[WHAT IS ASKED] In the listing below, locate the lines that hold the string "загалом". Copy those lines.

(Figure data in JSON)
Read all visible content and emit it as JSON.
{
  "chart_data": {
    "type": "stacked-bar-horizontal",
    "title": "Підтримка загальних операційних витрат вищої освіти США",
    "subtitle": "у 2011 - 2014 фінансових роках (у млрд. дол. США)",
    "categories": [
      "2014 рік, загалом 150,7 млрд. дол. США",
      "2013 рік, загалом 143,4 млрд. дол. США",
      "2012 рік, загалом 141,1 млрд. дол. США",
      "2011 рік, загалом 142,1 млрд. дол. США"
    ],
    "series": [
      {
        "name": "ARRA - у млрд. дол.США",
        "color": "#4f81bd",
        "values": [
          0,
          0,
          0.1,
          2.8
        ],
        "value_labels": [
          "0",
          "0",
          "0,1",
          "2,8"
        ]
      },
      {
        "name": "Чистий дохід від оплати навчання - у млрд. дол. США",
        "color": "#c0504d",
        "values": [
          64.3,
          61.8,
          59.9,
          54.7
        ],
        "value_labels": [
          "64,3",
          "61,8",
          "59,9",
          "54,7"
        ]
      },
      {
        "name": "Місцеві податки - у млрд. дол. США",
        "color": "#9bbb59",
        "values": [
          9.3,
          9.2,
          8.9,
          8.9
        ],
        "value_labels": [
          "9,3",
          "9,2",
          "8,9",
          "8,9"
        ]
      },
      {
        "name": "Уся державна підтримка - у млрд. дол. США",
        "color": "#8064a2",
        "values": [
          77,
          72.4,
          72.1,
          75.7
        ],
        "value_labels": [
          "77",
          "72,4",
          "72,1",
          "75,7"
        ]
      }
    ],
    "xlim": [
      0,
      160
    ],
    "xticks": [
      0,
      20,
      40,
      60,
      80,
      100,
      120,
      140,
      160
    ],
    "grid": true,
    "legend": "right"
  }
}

[SOLUTION]
      "2014 рік, загалом 150,7 млрд. дол. США",
      "2013 рік, загалом 143,4 млрд. дол. США",
      "2012 рік, загалом 141,1 млрд. дол. США",
      "2011 рік, загалом 142,1 млрд. дол. США"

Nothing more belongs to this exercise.